↓↓↓
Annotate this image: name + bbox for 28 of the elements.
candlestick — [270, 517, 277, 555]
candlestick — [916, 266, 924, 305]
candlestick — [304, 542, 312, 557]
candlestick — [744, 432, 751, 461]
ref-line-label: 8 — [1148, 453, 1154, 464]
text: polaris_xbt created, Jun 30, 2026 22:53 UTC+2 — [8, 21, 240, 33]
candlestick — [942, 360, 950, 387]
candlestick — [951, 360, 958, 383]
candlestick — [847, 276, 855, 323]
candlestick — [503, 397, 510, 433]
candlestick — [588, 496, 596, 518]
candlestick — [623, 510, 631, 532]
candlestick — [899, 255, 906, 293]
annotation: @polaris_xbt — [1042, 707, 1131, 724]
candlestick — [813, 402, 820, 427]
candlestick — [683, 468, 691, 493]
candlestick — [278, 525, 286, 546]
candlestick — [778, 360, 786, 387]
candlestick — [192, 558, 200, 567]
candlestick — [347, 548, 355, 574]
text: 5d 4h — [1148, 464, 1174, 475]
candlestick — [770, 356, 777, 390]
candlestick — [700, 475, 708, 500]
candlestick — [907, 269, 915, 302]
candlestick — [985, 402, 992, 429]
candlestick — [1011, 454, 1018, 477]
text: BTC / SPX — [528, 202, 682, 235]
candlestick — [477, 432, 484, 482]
↑↑↑
Rewrite the items above, putting "candle" wherever "candlestick" appears and leaving every other character as it is.

Annotate this image: name + bbox for 28 of the elements.
candle — [270, 517, 277, 555]
candle — [916, 266, 924, 305]
candle — [304, 542, 312, 557]
candle — [744, 432, 751, 461]
ref-line-label: 8 — [1148, 453, 1154, 464]
text: polaris_xbt created, Jun 30, 2026 22:53 UTC+2 — [8, 21, 240, 33]
candle — [942, 360, 950, 387]
candle — [951, 360, 958, 383]
candle — [847, 276, 855, 323]
candle — [503, 397, 510, 433]
candle — [588, 496, 596, 518]
candle — [623, 510, 631, 532]
candle — [899, 255, 906, 293]
annotation: @polaris_xbt — [1042, 707, 1131, 724]
candle — [813, 402, 820, 427]
candle — [683, 468, 691, 493]
candle — [278, 525, 286, 546]
candle — [778, 360, 786, 387]
candle — [192, 558, 200, 567]
candle — [347, 548, 355, 574]
text: 5d 4h — [1148, 464, 1174, 475]
candle — [770, 356, 777, 390]
candle — [700, 475, 708, 500]
candle — [907, 269, 915, 302]
candle — [985, 402, 992, 429]
candle — [1011, 454, 1018, 477]
text: BTC / SPX — [528, 202, 682, 235]
candle — [477, 432, 484, 482]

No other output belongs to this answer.